[Opening SOURCE MATERIAL section]
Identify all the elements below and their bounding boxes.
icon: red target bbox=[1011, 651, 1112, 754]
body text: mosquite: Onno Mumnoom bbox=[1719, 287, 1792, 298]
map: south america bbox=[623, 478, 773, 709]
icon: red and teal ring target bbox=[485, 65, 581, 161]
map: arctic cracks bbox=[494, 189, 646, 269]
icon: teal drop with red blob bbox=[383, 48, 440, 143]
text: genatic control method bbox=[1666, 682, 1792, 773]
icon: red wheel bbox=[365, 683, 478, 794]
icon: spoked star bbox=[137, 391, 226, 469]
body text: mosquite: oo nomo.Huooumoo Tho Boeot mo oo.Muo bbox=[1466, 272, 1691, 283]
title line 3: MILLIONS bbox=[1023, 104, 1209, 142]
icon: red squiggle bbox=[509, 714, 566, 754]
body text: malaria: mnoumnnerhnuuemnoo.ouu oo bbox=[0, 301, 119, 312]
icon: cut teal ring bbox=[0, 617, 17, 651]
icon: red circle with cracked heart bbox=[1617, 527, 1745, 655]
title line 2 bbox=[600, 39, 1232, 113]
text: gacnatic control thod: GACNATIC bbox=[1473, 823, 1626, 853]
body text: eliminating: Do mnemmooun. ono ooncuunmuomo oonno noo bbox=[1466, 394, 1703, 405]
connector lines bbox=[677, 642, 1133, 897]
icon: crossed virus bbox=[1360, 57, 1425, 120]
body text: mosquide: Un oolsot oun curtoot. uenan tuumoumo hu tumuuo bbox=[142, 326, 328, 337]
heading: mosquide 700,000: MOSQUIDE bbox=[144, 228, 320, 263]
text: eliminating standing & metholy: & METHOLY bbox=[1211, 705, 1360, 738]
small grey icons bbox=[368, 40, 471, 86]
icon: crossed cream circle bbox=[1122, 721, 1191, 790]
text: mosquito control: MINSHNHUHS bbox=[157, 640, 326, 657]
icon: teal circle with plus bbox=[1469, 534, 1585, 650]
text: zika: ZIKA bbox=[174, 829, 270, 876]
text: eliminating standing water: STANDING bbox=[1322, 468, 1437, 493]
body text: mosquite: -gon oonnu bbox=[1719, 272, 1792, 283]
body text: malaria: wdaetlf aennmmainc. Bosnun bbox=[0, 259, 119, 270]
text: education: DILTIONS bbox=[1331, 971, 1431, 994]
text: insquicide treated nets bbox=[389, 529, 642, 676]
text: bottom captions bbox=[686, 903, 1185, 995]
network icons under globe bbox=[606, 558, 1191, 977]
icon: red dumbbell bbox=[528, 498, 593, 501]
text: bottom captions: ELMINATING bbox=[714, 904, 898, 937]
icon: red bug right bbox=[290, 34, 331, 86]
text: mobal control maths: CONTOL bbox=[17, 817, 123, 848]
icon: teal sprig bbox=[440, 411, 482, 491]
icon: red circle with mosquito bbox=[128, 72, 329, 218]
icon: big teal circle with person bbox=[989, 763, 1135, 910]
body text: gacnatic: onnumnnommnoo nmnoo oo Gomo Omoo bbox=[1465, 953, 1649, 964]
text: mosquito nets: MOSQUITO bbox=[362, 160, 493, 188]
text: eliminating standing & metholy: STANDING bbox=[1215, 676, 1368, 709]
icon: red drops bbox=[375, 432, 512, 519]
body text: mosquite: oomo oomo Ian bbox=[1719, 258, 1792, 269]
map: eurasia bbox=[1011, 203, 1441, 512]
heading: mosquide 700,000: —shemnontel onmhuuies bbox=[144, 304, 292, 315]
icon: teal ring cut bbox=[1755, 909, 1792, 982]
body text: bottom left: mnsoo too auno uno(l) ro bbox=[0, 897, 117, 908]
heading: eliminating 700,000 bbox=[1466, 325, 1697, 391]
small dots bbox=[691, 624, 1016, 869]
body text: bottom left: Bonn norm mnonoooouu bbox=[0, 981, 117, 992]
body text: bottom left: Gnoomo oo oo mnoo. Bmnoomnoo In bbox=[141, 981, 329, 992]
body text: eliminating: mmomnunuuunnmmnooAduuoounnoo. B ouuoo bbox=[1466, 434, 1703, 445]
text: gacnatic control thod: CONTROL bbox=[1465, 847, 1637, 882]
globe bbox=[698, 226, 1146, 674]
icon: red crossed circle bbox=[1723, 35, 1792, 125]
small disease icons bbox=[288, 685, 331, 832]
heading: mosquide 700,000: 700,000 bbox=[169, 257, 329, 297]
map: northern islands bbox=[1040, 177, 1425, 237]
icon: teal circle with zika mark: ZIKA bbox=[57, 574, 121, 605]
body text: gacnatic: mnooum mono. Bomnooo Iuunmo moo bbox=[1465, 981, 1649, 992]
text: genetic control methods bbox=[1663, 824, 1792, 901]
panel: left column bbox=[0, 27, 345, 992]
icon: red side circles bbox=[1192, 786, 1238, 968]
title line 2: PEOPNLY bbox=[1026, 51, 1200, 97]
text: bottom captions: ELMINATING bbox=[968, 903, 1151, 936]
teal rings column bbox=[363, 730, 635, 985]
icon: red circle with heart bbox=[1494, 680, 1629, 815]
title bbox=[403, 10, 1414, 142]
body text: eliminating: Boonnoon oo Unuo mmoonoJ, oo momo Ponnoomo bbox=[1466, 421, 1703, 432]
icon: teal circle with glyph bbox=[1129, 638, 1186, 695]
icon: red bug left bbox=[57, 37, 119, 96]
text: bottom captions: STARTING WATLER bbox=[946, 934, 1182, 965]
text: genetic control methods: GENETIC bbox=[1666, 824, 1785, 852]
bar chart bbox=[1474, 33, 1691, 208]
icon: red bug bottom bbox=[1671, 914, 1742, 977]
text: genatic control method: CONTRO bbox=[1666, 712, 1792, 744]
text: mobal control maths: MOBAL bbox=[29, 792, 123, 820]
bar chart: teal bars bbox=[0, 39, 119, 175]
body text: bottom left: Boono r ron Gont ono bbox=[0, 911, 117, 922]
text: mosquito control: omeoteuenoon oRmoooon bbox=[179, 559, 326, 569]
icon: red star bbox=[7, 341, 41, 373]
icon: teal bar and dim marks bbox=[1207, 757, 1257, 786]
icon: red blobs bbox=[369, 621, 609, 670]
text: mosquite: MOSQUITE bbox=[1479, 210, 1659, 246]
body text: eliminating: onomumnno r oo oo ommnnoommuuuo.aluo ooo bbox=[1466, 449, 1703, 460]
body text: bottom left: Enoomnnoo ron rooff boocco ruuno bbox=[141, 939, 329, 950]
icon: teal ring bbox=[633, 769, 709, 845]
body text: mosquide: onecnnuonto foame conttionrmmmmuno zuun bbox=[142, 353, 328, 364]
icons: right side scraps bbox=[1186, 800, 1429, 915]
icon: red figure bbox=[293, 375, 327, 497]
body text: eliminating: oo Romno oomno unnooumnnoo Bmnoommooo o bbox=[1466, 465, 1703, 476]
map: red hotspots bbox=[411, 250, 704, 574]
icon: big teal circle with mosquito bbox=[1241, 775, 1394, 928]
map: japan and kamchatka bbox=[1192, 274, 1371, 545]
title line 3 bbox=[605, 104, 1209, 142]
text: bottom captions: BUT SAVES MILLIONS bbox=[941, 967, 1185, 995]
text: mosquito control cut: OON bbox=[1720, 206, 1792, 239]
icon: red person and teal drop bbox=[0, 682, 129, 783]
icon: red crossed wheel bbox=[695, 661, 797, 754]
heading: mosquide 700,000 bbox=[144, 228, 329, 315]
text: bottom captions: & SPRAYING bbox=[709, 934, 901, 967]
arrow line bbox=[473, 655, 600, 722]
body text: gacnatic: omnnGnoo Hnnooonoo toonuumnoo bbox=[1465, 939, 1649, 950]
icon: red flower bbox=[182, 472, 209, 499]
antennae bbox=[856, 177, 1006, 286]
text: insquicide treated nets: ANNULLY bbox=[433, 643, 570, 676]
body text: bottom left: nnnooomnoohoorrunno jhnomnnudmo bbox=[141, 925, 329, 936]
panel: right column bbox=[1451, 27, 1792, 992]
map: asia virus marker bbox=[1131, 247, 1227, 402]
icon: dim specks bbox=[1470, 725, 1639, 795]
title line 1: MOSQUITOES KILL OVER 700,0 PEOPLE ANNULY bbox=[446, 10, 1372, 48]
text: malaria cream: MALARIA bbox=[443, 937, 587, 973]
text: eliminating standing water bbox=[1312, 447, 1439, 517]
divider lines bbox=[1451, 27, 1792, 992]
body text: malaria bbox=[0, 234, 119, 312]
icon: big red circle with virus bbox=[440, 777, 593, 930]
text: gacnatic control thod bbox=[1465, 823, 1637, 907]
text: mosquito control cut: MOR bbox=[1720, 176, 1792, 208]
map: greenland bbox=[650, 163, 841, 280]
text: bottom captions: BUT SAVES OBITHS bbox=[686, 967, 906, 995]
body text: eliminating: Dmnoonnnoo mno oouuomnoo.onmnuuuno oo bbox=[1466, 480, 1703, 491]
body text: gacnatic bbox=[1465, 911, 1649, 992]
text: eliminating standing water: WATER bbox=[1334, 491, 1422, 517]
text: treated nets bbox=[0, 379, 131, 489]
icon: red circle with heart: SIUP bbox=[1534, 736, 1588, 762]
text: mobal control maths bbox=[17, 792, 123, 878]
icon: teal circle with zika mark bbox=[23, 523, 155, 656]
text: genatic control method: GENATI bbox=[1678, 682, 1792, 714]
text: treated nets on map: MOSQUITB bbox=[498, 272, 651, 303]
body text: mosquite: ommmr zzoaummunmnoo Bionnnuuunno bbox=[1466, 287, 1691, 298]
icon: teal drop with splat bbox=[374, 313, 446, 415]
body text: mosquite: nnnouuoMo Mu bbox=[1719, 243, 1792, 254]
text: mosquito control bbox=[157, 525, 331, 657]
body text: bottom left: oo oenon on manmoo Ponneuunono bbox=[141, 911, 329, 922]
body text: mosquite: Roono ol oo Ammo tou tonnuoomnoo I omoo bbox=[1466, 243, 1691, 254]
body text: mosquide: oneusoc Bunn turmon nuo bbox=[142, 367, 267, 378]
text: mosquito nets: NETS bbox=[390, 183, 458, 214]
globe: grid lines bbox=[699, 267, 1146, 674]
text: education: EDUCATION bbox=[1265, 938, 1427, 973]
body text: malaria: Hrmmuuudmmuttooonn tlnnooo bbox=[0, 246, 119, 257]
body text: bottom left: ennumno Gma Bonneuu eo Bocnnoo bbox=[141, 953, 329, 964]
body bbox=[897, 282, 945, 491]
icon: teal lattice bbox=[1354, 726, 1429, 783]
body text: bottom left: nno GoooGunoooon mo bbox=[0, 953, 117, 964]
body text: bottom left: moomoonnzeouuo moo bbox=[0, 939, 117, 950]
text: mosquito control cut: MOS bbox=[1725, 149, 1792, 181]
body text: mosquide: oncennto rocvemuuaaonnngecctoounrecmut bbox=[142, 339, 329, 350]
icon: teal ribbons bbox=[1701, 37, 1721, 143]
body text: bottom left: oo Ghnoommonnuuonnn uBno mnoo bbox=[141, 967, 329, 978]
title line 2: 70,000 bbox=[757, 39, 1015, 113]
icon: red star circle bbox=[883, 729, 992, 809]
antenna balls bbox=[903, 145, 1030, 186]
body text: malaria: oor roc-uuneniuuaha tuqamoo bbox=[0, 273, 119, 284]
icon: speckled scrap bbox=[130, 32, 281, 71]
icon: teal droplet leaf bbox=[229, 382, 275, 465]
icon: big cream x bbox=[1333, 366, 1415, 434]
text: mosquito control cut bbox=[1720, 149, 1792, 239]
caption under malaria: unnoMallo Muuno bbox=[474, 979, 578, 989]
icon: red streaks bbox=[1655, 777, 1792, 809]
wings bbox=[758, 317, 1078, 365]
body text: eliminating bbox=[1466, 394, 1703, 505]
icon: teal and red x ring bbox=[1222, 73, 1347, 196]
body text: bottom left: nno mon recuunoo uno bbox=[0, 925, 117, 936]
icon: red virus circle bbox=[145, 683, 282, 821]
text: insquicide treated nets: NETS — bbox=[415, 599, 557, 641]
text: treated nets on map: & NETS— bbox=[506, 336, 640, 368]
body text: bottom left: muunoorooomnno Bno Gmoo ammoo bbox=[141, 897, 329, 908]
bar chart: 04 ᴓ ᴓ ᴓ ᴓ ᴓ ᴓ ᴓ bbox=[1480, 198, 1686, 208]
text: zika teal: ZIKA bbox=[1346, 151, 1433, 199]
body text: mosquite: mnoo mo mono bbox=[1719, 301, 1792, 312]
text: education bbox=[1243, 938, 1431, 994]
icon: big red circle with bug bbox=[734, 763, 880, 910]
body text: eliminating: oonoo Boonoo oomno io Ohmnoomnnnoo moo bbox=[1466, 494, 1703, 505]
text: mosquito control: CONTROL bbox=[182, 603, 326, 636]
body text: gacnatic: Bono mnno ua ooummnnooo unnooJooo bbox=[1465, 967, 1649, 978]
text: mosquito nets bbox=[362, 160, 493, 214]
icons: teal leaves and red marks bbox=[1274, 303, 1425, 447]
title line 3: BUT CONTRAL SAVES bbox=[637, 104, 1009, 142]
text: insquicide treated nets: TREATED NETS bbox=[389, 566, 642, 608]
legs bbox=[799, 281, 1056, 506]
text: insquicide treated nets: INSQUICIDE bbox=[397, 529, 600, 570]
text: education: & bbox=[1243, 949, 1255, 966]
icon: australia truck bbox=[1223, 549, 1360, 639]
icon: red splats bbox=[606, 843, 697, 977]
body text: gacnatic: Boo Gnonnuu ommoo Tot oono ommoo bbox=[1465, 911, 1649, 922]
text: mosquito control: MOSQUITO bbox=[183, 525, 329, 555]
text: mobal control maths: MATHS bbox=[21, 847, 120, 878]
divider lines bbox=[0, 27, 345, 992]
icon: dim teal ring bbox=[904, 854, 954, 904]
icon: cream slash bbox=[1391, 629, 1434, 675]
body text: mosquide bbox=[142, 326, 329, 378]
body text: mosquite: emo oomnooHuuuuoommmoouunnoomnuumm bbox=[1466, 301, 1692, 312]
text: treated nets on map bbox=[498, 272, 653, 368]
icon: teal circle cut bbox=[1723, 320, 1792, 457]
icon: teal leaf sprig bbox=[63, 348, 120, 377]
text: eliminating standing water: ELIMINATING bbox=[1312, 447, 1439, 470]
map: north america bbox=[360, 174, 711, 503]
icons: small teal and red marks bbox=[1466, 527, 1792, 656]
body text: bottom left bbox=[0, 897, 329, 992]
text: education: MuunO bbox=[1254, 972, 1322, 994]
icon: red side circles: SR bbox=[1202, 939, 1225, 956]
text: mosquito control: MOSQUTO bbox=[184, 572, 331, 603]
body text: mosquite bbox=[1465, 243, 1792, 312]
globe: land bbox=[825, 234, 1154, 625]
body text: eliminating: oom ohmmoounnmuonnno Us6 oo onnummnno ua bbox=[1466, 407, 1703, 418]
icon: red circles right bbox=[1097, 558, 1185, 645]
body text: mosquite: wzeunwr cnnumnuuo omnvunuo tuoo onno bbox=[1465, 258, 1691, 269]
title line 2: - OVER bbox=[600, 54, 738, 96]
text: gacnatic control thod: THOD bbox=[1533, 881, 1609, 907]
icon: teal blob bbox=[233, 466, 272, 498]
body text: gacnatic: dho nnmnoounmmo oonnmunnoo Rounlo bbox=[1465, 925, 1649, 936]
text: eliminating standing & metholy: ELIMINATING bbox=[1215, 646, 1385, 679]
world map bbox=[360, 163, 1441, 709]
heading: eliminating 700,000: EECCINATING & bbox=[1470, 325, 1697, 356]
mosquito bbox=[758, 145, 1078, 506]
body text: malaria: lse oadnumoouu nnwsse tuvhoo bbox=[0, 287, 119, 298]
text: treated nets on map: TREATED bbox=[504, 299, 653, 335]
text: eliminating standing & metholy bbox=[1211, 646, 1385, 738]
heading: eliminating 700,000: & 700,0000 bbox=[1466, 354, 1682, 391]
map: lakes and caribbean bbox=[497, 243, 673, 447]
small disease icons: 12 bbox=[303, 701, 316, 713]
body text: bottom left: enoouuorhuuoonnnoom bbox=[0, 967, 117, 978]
[Closing SOURCE MATERIAL section]
_TASK STATEMENT_. The answer is to be a bare number, showing how many lines of the records contain "cream".

_THE ANSWER_. 4